** START OF Data provided **

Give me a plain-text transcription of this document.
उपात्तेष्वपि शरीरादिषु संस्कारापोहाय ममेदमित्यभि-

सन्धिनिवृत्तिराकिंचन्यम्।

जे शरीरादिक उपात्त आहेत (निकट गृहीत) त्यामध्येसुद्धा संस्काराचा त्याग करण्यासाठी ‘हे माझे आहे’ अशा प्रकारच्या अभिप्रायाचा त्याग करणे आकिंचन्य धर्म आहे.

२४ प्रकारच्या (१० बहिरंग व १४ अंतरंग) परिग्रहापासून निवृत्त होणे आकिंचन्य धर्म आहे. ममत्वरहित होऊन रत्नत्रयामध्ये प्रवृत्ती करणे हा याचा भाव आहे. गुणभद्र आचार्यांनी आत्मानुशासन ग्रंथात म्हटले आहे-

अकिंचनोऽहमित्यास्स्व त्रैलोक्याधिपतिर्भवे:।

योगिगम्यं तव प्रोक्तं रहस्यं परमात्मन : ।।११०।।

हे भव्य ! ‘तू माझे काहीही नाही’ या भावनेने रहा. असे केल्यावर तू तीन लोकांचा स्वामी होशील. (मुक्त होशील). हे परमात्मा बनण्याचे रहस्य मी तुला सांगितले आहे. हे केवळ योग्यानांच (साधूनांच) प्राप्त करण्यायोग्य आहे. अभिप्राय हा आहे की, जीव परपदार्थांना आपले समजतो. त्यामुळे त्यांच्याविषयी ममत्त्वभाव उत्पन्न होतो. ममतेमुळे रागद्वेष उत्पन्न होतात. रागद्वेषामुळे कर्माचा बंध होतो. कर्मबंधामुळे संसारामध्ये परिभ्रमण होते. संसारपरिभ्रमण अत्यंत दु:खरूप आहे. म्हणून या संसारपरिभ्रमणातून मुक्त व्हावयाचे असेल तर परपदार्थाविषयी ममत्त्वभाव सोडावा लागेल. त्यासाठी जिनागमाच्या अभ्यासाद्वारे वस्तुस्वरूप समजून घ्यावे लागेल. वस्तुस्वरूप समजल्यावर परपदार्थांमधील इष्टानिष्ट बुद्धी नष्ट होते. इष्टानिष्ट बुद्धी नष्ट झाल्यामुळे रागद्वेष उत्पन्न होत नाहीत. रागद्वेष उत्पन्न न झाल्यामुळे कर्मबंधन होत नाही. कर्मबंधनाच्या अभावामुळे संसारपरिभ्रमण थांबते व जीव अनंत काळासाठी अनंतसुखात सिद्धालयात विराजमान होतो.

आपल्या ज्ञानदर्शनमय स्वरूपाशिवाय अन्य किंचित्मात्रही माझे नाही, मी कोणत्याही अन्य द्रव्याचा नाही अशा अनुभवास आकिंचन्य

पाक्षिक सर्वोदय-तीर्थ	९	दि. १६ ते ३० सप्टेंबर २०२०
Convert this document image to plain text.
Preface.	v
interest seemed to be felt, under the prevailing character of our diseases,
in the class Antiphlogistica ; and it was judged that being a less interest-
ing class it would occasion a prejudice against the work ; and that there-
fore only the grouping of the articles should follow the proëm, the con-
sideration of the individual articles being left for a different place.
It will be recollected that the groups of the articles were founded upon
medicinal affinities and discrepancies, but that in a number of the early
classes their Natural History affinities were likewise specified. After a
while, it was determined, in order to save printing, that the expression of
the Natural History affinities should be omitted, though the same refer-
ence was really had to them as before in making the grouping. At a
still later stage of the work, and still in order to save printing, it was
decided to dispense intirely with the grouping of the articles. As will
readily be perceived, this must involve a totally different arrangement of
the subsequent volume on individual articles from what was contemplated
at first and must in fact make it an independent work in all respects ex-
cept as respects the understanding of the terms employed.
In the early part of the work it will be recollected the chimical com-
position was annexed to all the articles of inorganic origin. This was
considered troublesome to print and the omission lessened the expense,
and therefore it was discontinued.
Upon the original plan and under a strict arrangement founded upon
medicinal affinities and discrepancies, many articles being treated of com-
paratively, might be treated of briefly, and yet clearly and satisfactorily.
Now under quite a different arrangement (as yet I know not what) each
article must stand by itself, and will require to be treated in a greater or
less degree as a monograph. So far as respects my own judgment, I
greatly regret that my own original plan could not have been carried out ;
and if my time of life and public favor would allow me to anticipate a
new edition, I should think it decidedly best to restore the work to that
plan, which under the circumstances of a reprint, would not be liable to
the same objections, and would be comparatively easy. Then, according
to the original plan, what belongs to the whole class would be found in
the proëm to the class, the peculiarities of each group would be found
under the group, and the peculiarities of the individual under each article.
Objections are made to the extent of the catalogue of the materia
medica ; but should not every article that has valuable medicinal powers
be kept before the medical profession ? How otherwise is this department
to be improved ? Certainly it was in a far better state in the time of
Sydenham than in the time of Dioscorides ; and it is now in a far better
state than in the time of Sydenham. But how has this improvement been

** END OF Data provided **
** START OF Data provided **

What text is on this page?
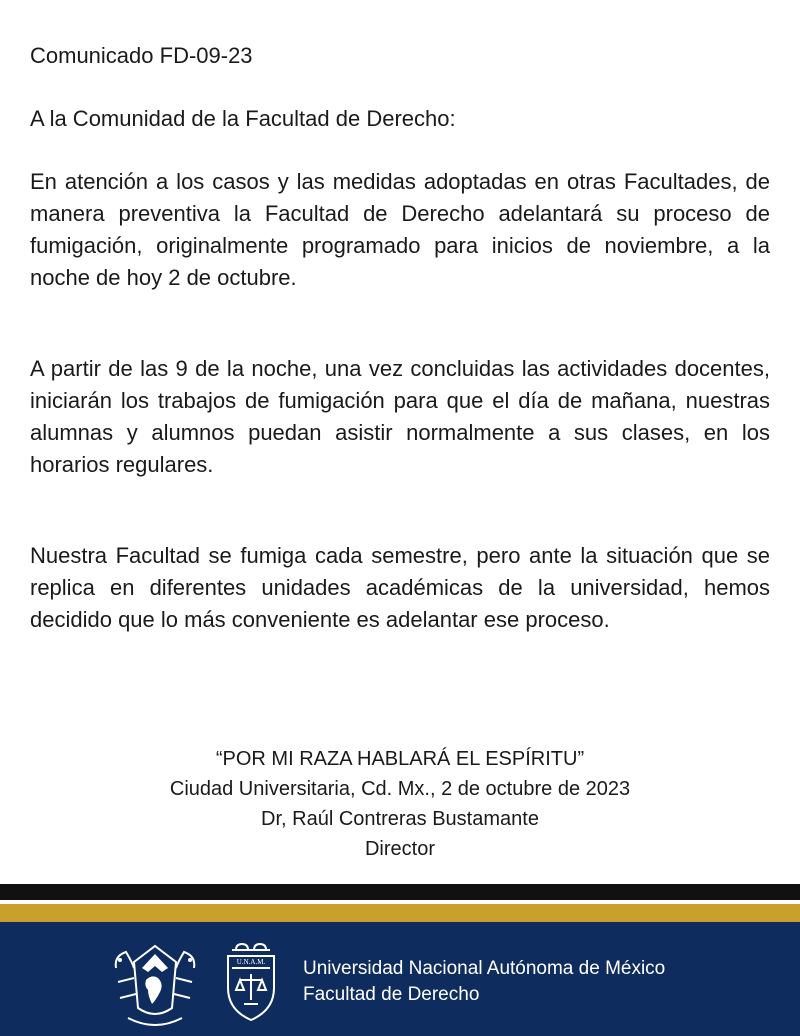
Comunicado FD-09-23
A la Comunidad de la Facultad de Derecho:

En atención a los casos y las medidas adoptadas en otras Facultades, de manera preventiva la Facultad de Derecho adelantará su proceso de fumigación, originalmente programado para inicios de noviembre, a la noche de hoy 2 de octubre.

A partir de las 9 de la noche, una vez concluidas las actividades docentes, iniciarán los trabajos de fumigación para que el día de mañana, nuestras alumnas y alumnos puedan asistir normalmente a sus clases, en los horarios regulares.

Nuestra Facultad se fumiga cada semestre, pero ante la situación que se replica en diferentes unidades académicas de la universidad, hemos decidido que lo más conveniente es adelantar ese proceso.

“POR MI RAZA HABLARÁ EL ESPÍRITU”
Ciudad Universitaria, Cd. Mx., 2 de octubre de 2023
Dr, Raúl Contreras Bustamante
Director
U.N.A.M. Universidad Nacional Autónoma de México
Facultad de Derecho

** END OF Data provided **

> **Exercise objective**:
Pull every line holding "different" out of the records.

> **Full output**:
sideration of the individual articles being left for a different place.
readily be perceived, this must involve a totally different arrangement of
Now under quite a different arrangement (as yet I know not what) each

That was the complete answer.